■ **Task details**
Every entry below must be repeated exactly; skip the pictures.

■ **Supplied entries**
^^^^^^^^^^^^^^^^

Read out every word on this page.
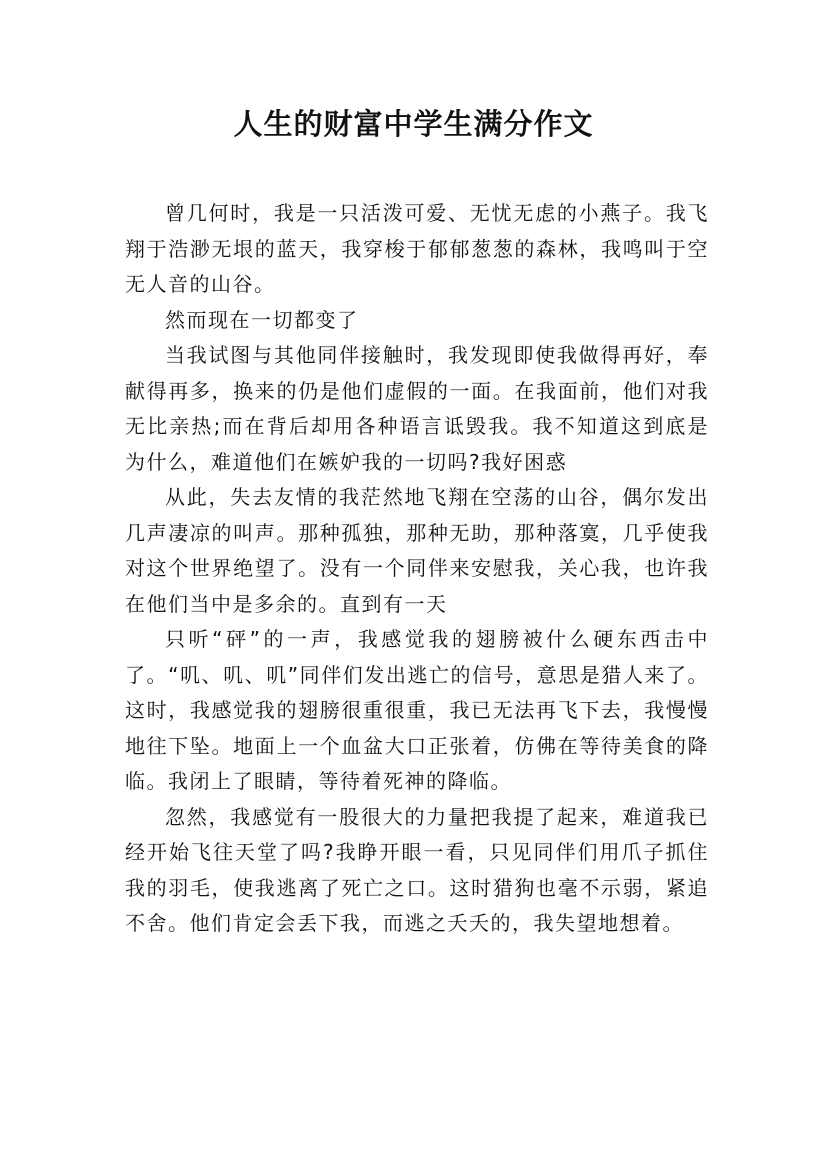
人生的财富中学生满分作文

曾几何时，我是一只活泼可爱、无忧无虑的小燕子。我飞翔于浩渺无垠的蓝天，我穿梭于郁郁葱葱的森林，我鸣叫于空无人音的山谷。

然而现在一切都变了

当我试图与其他同伴接触时，我发现即使我做得再好，奉献得再多，换来的仍是他们虚假的一面。在我面前，他们对我无比亲热;而在背后却用各种语言诋毁我。我不知道这到底是为什么，难道他们在嫉妒我的一切吗?我好困惑

从此，失去友情的我茫然地飞翔在空荡的山谷，偶尔发出几声凄凉的叫声。那种孤独，那种无助，那种落寞，几乎使我对这个世界绝望了。没有一个同伴来安慰我，关心我，也许我在他们当中是多余的。直到有一天

只听“砰”的一声，我感觉我的翅膀被什么硬东西击中了。“叽、叽、叽”同伴们发出逃亡的信号，意思是猎人来了。这时，我感觉我的翅膀很重很重，我已无法再飞下去，我慢慢地往下坠。地面上一个血盆大口正张着，仿佛在等待美食的降临。我闭上了眼睛，等待着死神的降临。

忽然，我感觉有一股很大的力量把我提了起来，难道我已经开始飞往天堂了吗?我睁开眼一看，只见同伴们用爪子抓住我的羽毛，使我逃离了死亡之口。这时猎狗也毫不示弱，紧追不舍。他们肯定会丢下我，而逃之夭夭的，我失望地想着。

^^^^^^^^^^^^^^^^

■ **Worked answer**
Read out every word on this page.
人生的财富中学生满分作文

曾几何时，我是一只活泼可爱、无忧无虑的小燕子。我飞翔于浩渺无垠的蓝天，我穿梭于郁郁葱葱的森林，我鸣叫于空无人音的山谷。

然而现在一切都变了

当我试图与其他同伴接触时，我发现即使我做得再好，奉献得再多，换来的仍是他们虚假的一面。在我面前，他们对我无比亲热;而在背后却用各种语言诋毁我。我不知道这到底是为什么，难道他们在嫉妒我的一切吗?我好困惑

从此，失去友情的我茫然地飞翔在空荡的山谷，偶尔发出几声凄凉的叫声。那种孤独，那种无助，那种落寞，几乎使我对这个世界绝望了。没有一个同伴来安慰我，关心我，也许我在他们当中是多余的。直到有一天

只听“砰”的一声，我感觉我的翅膀被什么硬东西击中了。“叽、叽、叽”同伴们发出逃亡的信号，意思是猎人来了。这时，我感觉我的翅膀很重很重，我已无法再飞下去，我慢慢地往下坠。地面上一个血盆大口正张着，仿佛在等待美食的降临。我闭上了眼睛，等待着死神的降临。

忽然，我感觉有一股很大的力量把我提了起来，难道我已经开始飞往天堂了吗?我睁开眼一看，只见同伴们用爪子抓住我的羽毛，使我逃离了死亡之口。这时猎狗也毫不示弱，紧追不舍。他们肯定会丢下我，而逃之夭夭的，我失望地想着。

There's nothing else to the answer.